* SHORT EXERCISE *
Reproduce all the lines exactly as they stand, apart from the pictures.

* RAW RECORDS *
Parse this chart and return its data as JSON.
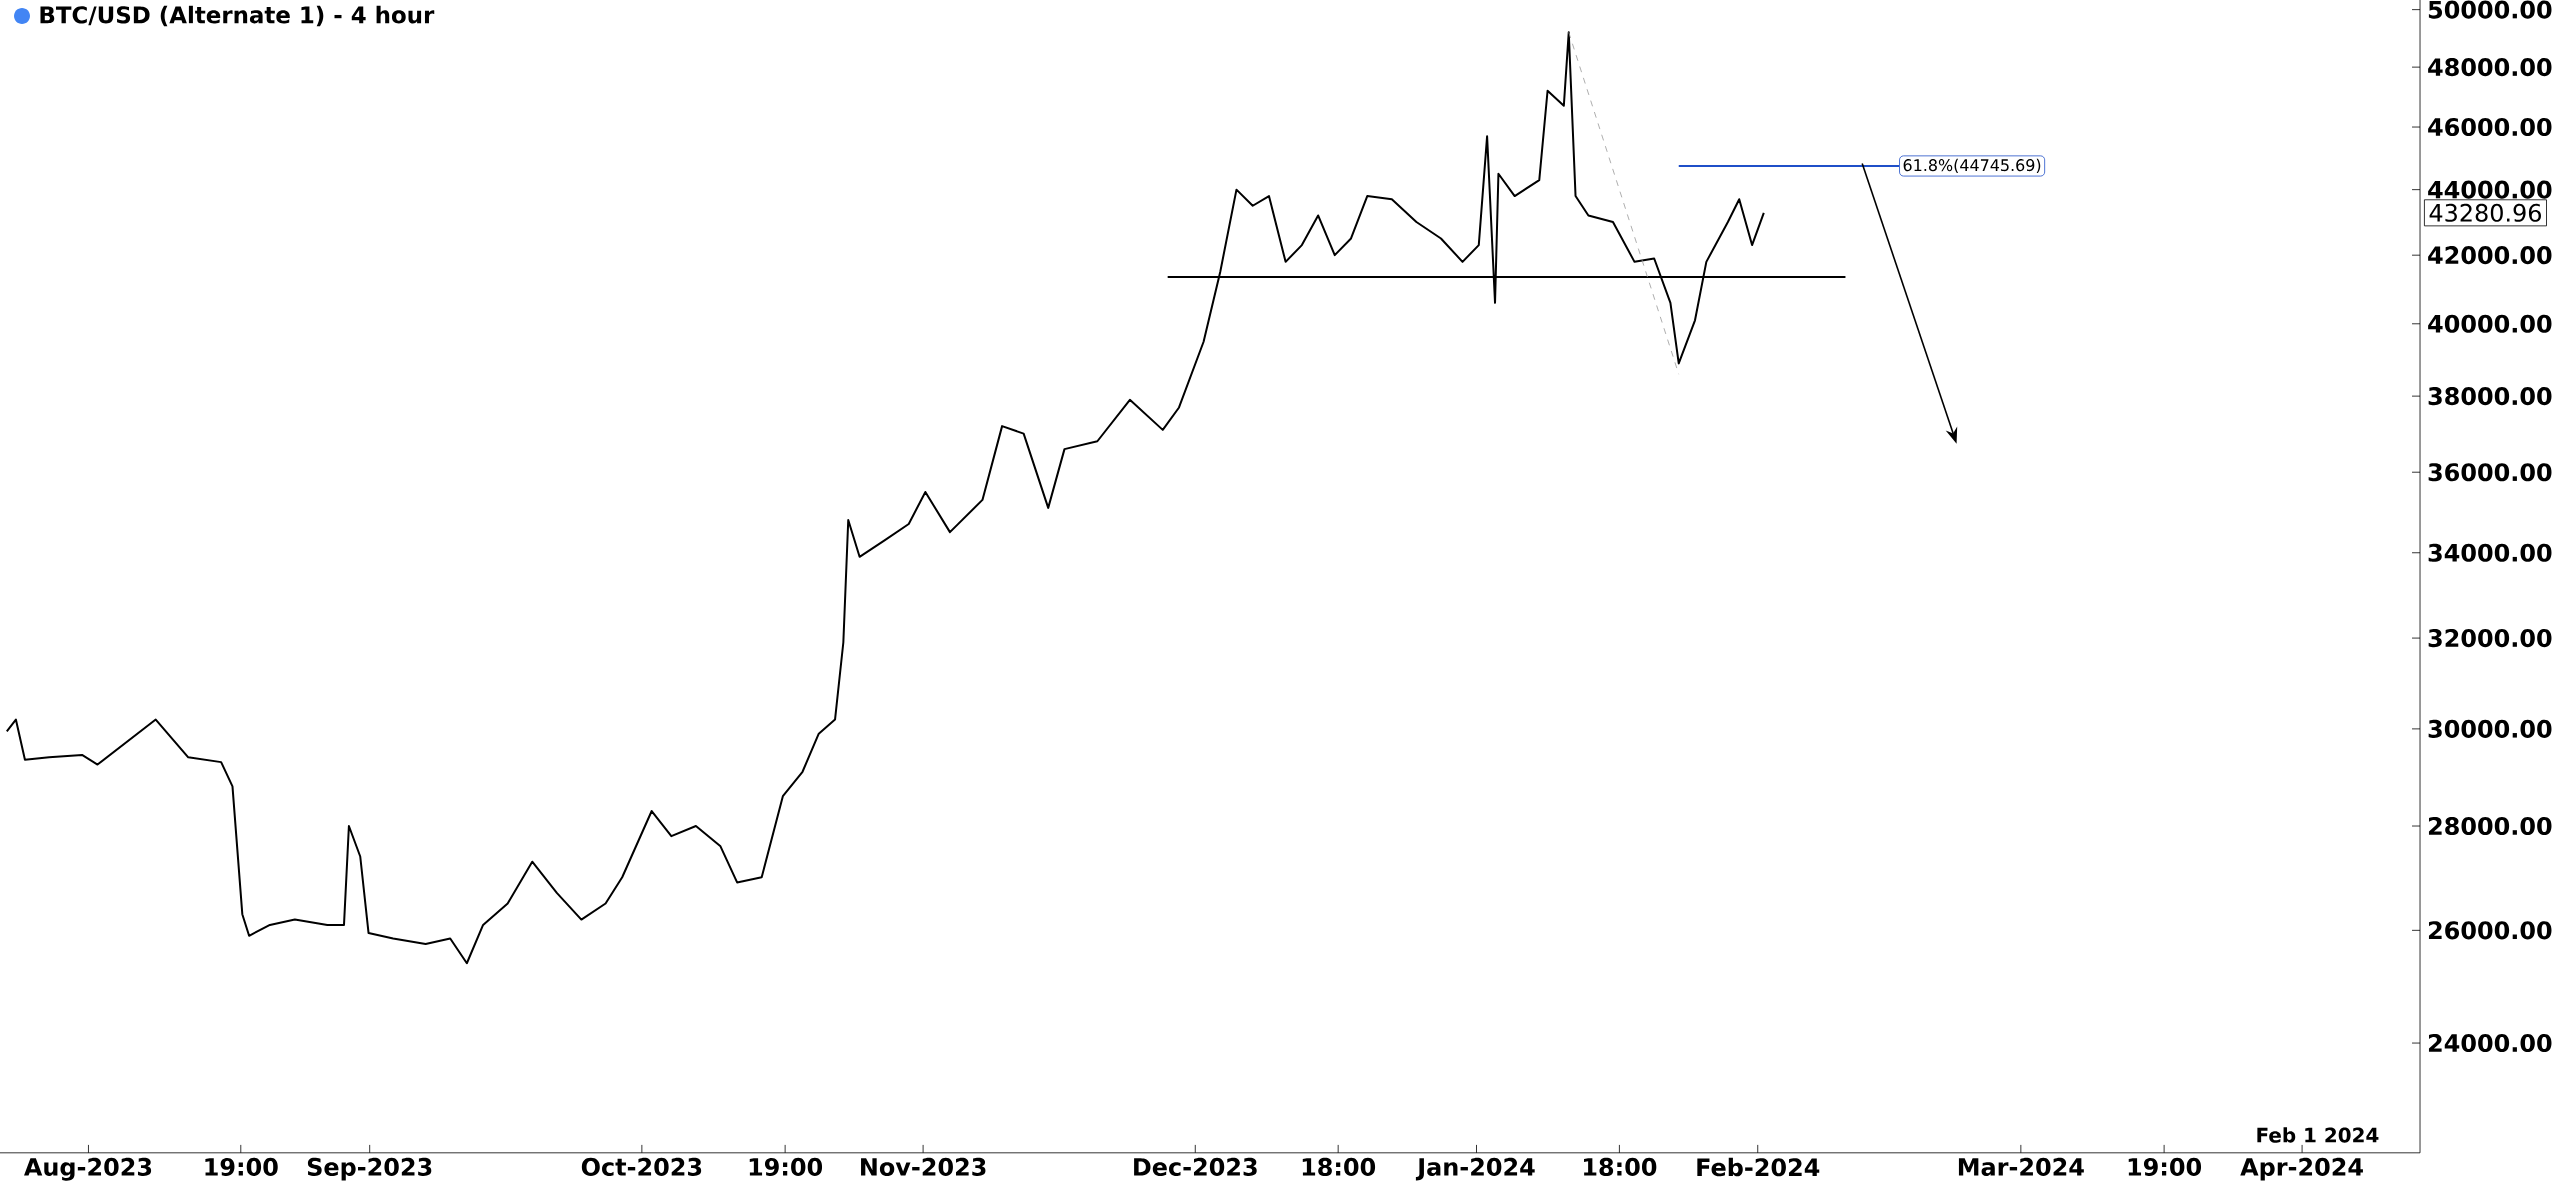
{
  "chart_data": {
    "type": "line",
    "title": "BTC/USD (Alternate 1) - 4 hour",
    "log": true,
    "xlim": [
      "2023-07-22T06:00",
      "2024-04-14"
    ],
    "ylim": [
      22200,
      50350
    ],
    "xticks": [
      {
        "value": "2023-08-01",
        "label": "Aug-2023"
      },
      {
        "value": "2023-08-17T19:00",
        "label": "19:00"
      },
      {
        "value": "2023-09-01",
        "label": "Sep-2023"
      },
      {
        "value": "2023-10-01",
        "label": "Oct-2023"
      },
      {
        "value": "2023-10-16T19:00",
        "label": "19:00"
      },
      {
        "value": "2023-11-01",
        "label": "Nov-2023"
      },
      {
        "value": "2023-12-01",
        "label": "Dec-2023"
      },
      {
        "value": "2023-12-16T18:00",
        "label": "18:00"
      },
      {
        "value": "2024-01-01",
        "label": "Jan-2024"
      },
      {
        "value": "2024-01-16T18:00",
        "label": "18:00"
      },
      {
        "value": "2024-02-01",
        "label": "Feb-2024"
      },
      {
        "value": "2024-03-01",
        "label": "Mar-2024"
      },
      {
        "value": "2024-03-16T19:00",
        "label": "19:00"
      },
      {
        "value": "2024-04-01",
        "label": "Apr-2024"
      }
    ],
    "yticks": [
      {
        "value": 24000,
        "label": "24000.00"
      },
      {
        "value": 26000,
        "label": "26000.00"
      },
      {
        "value": 28000,
        "label": "28000.00"
      },
      {
        "value": 30000,
        "label": "30000.00"
      },
      {
        "value": 32000,
        "label": "32000.00"
      },
      {
        "value": 34000,
        "label": "34000.00"
      },
      {
        "value": 36000,
        "label": "36000.00"
      },
      {
        "value": 38000,
        "label": "38000.00"
      },
      {
        "value": 40000,
        "label": "40000.00"
      },
      {
        "value": 42000,
        "label": "42000.00"
      },
      {
        "value": 44000,
        "label": "44000.00"
      },
      {
        "value": 46000,
        "label": "46000.00"
      },
      {
        "value": 48000,
        "label": "48000.00"
      },
      {
        "value": 50000,
        "label": "50000.00"
      }
    ],
    "grid": false,
    "series": [
      {
        "color": "#000000",
        "x": [
          "2023-07-23",
          "2023-07-24",
          "2023-07-25",
          "2023-07-27T16:00",
          "2023-07-31T07:00",
          "2023-08-02",
          "2023-08-08T10:00",
          "2023-08-12",
          "2023-08-15T15:00",
          "2023-08-16T21:00",
          "2023-08-17T23:00",
          "2023-08-18T17:00",
          "2023-08-21",
          "2023-08-23T18:00",
          "2023-08-27T08:00",
          "2023-08-29T04:00",
          "2023-08-29T17:00",
          "2023-08-30T23:00",
          "2023-08-31T21:00",
          "2023-09-03T14:00",
          "2023-09-07T04:00",
          "2023-09-09T21:00",
          "2023-09-11T17:00",
          "2023-09-13T12:00",
          "2023-09-16T05:00",
          "2023-09-18T22:00",
          "2023-09-21T15:00",
          "2023-09-24T08:00",
          "2023-09-27",
          "2023-09-28T20:00",
          "2023-10-02T02:00",
          "2023-10-04T06:00",
          "2023-10-06T23:00",
          "2023-10-09T16:00",
          "2023-10-11T12:00",
          "2023-10-14T05:00",
          "2023-10-16T13:00",
          "2023-10-18T17:00",
          "2023-10-20T12:00",
          "2023-10-22T07:00",
          "2023-10-23T05:00",
          "2023-10-23T18:00",
          "2023-10-25",
          "2023-10-27T18:00",
          "2023-10-30T10:00",
          "2023-11-01T06:00",
          "2023-11-03T23:00",
          "2023-11-07T13:00",
          "2023-11-09T17:00",
          "2023-11-12T02:00",
          "2023-11-14T19:00",
          "2023-11-16T14:00",
          "2023-11-20T05:00",
          "2023-11-23T19:00",
          "2023-11-27T10:00",
          "2023-11-29T05:00",
          "2023-12-01T22:00",
          "2023-12-03T18:00",
          "2023-12-05T13:00",
          "2023-12-07T08:00",
          "2023-12-09T03:00",
          "2023-12-10T23:00",
          "2023-12-12T18:00",
          "2023-12-14T13:00",
          "2023-12-16T09:00",
          "2023-12-18T04:00",
          "2023-12-19T23:00",
          "2023-12-22T16:00",
          "2023-12-25T09:00",
          "2023-12-28T02:00",
          "2023-12-30T11:00",
          "2024-01-01T06:00",
          "2024-01-02T04:00",
          "2024-01-03T01:00",
          "2024-01-03T10:00",
          "2024-01-05T05:00",
          "2024-01-07T22:00",
          "2024-01-08T20:00",
          "2024-01-10T15:00",
          "2024-01-11T04:00",
          "2024-01-11T22:00",
          "2024-01-13T08:00",
          "2024-01-16T01:00",
          "2024-01-18T10:00",
          "2024-01-20T14:00",
          "2024-01-22T09:00",
          "2024-01-23T07:00",
          "2024-01-25T02:00",
          "2024-01-26T08:00",
          "2024-01-28T17:00",
          "2024-01-29T23:00",
          "2024-01-31T09:00",
          "2024-02-01T16:00"
        ],
        "values": [
          29950,
          30200,
          29350,
          29400,
          29450,
          29250,
          30200,
          29400,
          29300,
          28800,
          26300,
          25900,
          26100,
          26200,
          26100,
          26100,
          28000,
          27400,
          25950,
          25850,
          25750,
          25850,
          25400,
          26100,
          26500,
          27300,
          26700,
          26200,
          26500,
          27000,
          28300,
          27800,
          28000,
          27600,
          26900,
          27000,
          28600,
          29100,
          29900,
          30200,
          31900,
          34800,
          33900,
          34300,
          34700,
          35500,
          34500,
          35300,
          37200,
          37000,
          35100,
          36600,
          36800,
          37900,
          37100,
          37700,
          39500,
          41500,
          44000,
          43500,
          43800,
          41800,
          42300,
          43200,
          42000,
          42500,
          43800,
          43700,
          43000,
          42500,
          41800,
          42300,
          45700,
          40600,
          44500,
          43800,
          44300,
          47200,
          46700,
          49200,
          43800,
          43200,
          43000,
          41800,
          41900,
          40600,
          38900,
          40100,
          41800,
          43000,
          43700,
          42300,
          43280.96
        ]
      },
      {
        "color": "#000000",
        "x": [
          "2023-11-27T23:00",
          "2024-02-10T16:00"
        ],
        "values": [
          41350,
          41350
        ]
      },
      {
        "color": "#999999",
        "line_style": "dashed",
        "x": [
          "2024-01-11T04:00",
          "2024-01-23T07:00"
        ],
        "values": [
          49200,
          38600
        ]
      },
      {
        "color": "#1f4fc8",
        "x": [
          "2024-01-23T07:00",
          "2024-02-16T14:00"
        ],
        "values": [
          44745.69,
          44745.69
        ]
      }
    ],
    "annotations": [
      {
        "text": "61.8%(44745.69)",
        "x": "2024-02-16T14:00",
        "y": 44745.69
      },
      "43280.96",
      "Feb 1 2024"
    ]
  }
}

* WRITTEN RESPONSE *
Parse this chart and return its data as JSON.
{
  "chart_data": {
    "type": "line",
    "title": "BTC/USD (Alternate 1) - 4 hour",
    "log": true,
    "xlim": [
      "2023-07-22T06:00",
      "2024-04-14"
    ],
    "ylim": [
      22200,
      50350
    ],
    "xticks": [
      {
        "value": "2023-08-01",
        "label": "Aug-2023"
      },
      {
        "value": "2023-08-17T19:00",
        "label": "19:00"
      },
      {
        "value": "2023-09-01",
        "label": "Sep-2023"
      },
      {
        "value": "2023-10-01",
        "label": "Oct-2023"
      },
      {
        "value": "2023-10-16T19:00",
        "label": "19:00"
      },
      {
        "value": "2023-11-01",
        "label": "Nov-2023"
      },
      {
        "value": "2023-12-01",
        "label": "Dec-2023"
      },
      {
        "value": "2023-12-16T18:00",
        "label": "18:00"
      },
      {
        "value": "2024-01-01",
        "label": "Jan-2024"
      },
      {
        "value": "2024-01-16T18:00",
        "label": "18:00"
      },
      {
        "value": "2024-02-01",
        "label": "Feb-2024"
      },
      {
        "value": "2024-03-01",
        "label": "Mar-2024"
      },
      {
        "value": "2024-03-16T19:00",
        "label": "19:00"
      },
      {
        "value": "2024-04-01",
        "label": "Apr-2024"
      }
    ],
    "yticks": [
      {
        "value": 24000,
        "label": "24000.00"
      },
      {
        "value": 26000,
        "label": "26000.00"
      },
      {
        "value": 28000,
        "label": "28000.00"
      },
      {
        "value": 30000,
        "label": "30000.00"
      },
      {
        "value": 32000,
        "label": "32000.00"
      },
      {
        "value": 34000,
        "label": "34000.00"
      },
      {
        "value": 36000,
        "label": "36000.00"
      },
      {
        "value": 38000,
        "label": "38000.00"
      },
      {
        "value": 40000,
        "label": "40000.00"
      },
      {
        "value": 42000,
        "label": "42000.00"
      },
      {
        "value": 44000,
        "label": "44000.00"
      },
      {
        "value": 46000,
        "label": "46000.00"
      },
      {
        "value": 48000,
        "label": "48000.00"
      },
      {
        "value": 50000,
        "label": "50000.00"
      }
    ],
    "grid": false,
    "series": [
      {
        "color": "#000000",
        "x": [
          "2023-07-23",
          "2023-07-24",
          "2023-07-25",
          "2023-07-27T16:00",
          "2023-07-31T07:00",
          "2023-08-02",
          "2023-08-08T10:00",
          "2023-08-12",
          "2023-08-15T15:00",
          "2023-08-16T21:00",
          "2023-08-17T23:00",
          "2023-08-18T17:00",
          "2023-08-21",
          "2023-08-23T18:00",
          "2023-08-27T08:00",
          "2023-08-29T04:00",
          "2023-08-29T17:00",
          "2023-08-30T23:00",
          "2023-08-31T21:00",
          "2023-09-03T14:00",
          "2023-09-07T04:00",
          "2023-09-09T21:00",
          "2023-09-11T17:00",
          "2023-09-13T12:00",
          "2023-09-16T05:00",
          "2023-09-18T22:00",
          "2023-09-21T15:00",
          "2023-09-24T08:00",
          "2023-09-27",
          "2023-09-28T20:00",
          "2023-10-02T02:00",
          "2023-10-04T06:00",
          "2023-10-06T23:00",
          "2023-10-09T16:00",
          "2023-10-11T12:00",
          "2023-10-14T05:00",
          "2023-10-16T13:00",
          "2023-10-18T17:00",
          "2023-10-20T12:00",
          "2023-10-22T07:00",
          "2023-10-23T05:00",
          "2023-10-23T18:00",
          "2023-10-25",
          "2023-10-27T18:00",
          "2023-10-30T10:00",
          "2023-11-01T06:00",
          "2023-11-03T23:00",
          "2023-11-07T13:00",
          "2023-11-09T17:00",
          "2023-11-12T02:00",
          "2023-11-14T19:00",
          "2023-11-16T14:00",
          "2023-11-20T05:00",
          "2023-11-23T19:00",
          "2023-11-27T10:00",
          "2023-11-29T05:00",
          "2023-12-01T22:00",
          "2023-12-03T18:00",
          "2023-12-05T13:00",
          "2023-12-07T08:00",
          "2023-12-09T03:00",
          "2023-12-10T23:00",
          "2023-12-12T18:00",
          "2023-12-14T13:00",
          "2023-12-16T09:00",
          "2023-12-18T04:00",
          "2023-12-19T23:00",
          "2023-12-22T16:00",
          "2023-12-25T09:00",
          "2023-12-28T02:00",
          "2023-12-30T11:00",
          "2024-01-01T06:00",
          "2024-01-02T04:00",
          "2024-01-03T01:00",
          "2024-01-03T10:00",
          "2024-01-05T05:00",
          "2024-01-07T22:00",
          "2024-01-08T20:00",
          "2024-01-10T15:00",
          "2024-01-11T04:00",
          "2024-01-11T22:00",
          "2024-01-13T08:00",
          "2024-01-16T01:00",
          "2024-01-18T10:00",
          "2024-01-20T14:00",
          "2024-01-22T09:00",
          "2024-01-23T07:00",
          "2024-01-25T02:00",
          "2024-01-26T08:00",
          "2024-01-28T17:00",
          "2024-01-29T23:00",
          "2024-01-31T09:00",
          "2024-02-01T16:00"
        ],
        "values": [
          29950,
          30200,
          29350,
          29400,
          29450,
          29250,
          30200,
          29400,
          29300,
          28800,
          26300,
          25900,
          26100,
          26200,
          26100,
          26100,
          28000,
          27400,
          25950,
          25850,
          25750,
          25850,
          25400,
          26100,
          26500,
          27300,
          26700,
          26200,
          26500,
          27000,
          28300,
          27800,
          28000,
          27600,
          26900,
          27000,
          28600,
          29100,
          29900,
          30200,
          31900,
          34800,
          33900,
          34300,
          34700,
          35500,
          34500,
          35300,
          37200,
          37000,
          35100,
          36600,
          36800,
          37900,
          37100,
          37700,
          39500,
          41500,
          44000,
          43500,
          43800,
          41800,
          42300,
          43200,
          42000,
          42500,
          43800,
          43700,
          43000,
          42500,
          41800,
          42300,
          45700,
          40600,
          44500,
          43800,
          44300,
          47200,
          46700,
          49200,
          43800,
          43200,
          43000,
          41800,
          41900,
          40600,
          38900,
          40100,
          41800,
          43000,
          43700,
          42300,
          43280.96
        ]
      },
      {
        "color": "#000000",
        "x": [
          "2023-11-27T23:00",
          "2024-02-10T16:00"
        ],
        "values": [
          41350,
          41350
        ]
      },
      {
        "color": "#999999",
        "line_style": "dashed",
        "x": [
          "2024-01-11T04:00",
          "2024-01-23T07:00"
        ],
        "values": [
          49200,
          38600
        ]
      },
      {
        "color": "#1f4fc8",
        "x": [
          "2024-01-23T07:00",
          "2024-02-16T14:00"
        ],
        "values": [
          44745.69,
          44745.69
        ]
      }
    ],
    "annotations": [
      {
        "text": "61.8%(44745.69)",
        "x": "2024-02-16T14:00",
        "y": 44745.69
      },
      "43280.96",
      "Feb 1 2024"
    ]
  }
}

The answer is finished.